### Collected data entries

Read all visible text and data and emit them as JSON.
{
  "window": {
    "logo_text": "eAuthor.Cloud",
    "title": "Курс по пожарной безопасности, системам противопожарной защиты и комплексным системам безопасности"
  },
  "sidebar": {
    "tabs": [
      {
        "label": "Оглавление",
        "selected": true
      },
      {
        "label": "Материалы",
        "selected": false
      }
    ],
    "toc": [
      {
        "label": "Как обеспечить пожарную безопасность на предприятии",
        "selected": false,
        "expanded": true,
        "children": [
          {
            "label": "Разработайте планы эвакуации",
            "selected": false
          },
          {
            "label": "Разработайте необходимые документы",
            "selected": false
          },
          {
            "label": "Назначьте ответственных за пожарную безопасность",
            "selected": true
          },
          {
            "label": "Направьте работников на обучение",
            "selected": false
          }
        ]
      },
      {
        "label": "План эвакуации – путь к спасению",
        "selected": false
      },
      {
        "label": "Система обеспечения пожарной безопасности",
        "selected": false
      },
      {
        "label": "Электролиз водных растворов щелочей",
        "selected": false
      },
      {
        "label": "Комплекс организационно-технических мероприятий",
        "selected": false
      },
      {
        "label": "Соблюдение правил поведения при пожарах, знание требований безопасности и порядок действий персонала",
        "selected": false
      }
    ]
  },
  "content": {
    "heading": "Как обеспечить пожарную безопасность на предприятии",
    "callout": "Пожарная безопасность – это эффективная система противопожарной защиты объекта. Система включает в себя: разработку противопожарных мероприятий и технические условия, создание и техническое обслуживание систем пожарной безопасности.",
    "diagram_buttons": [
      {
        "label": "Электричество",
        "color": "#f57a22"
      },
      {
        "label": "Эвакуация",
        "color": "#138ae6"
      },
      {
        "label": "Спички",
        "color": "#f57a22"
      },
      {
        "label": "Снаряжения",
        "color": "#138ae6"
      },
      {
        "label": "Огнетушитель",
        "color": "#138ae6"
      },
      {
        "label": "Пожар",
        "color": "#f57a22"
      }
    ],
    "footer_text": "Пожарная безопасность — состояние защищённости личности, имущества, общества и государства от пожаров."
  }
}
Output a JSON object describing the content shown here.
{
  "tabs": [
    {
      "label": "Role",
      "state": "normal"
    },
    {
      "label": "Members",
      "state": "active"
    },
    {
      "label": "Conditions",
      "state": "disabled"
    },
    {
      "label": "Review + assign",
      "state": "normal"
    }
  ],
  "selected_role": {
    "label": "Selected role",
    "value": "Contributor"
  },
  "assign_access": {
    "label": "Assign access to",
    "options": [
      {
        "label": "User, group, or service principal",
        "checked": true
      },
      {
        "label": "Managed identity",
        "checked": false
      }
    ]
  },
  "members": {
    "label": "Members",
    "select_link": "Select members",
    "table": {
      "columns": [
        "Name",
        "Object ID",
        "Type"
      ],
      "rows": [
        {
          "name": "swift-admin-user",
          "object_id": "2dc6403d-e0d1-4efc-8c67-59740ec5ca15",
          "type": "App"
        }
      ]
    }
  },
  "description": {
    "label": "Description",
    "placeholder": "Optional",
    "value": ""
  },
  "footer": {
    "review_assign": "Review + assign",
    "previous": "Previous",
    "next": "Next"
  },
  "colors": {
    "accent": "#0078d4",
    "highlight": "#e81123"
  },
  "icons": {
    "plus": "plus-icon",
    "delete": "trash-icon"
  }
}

### Prompt
Copy out every line of the material above that mentions the word "state".

### Response below
      "state": "normal"
      "state": "active"
      "state": "disabled"
      "state": "normal"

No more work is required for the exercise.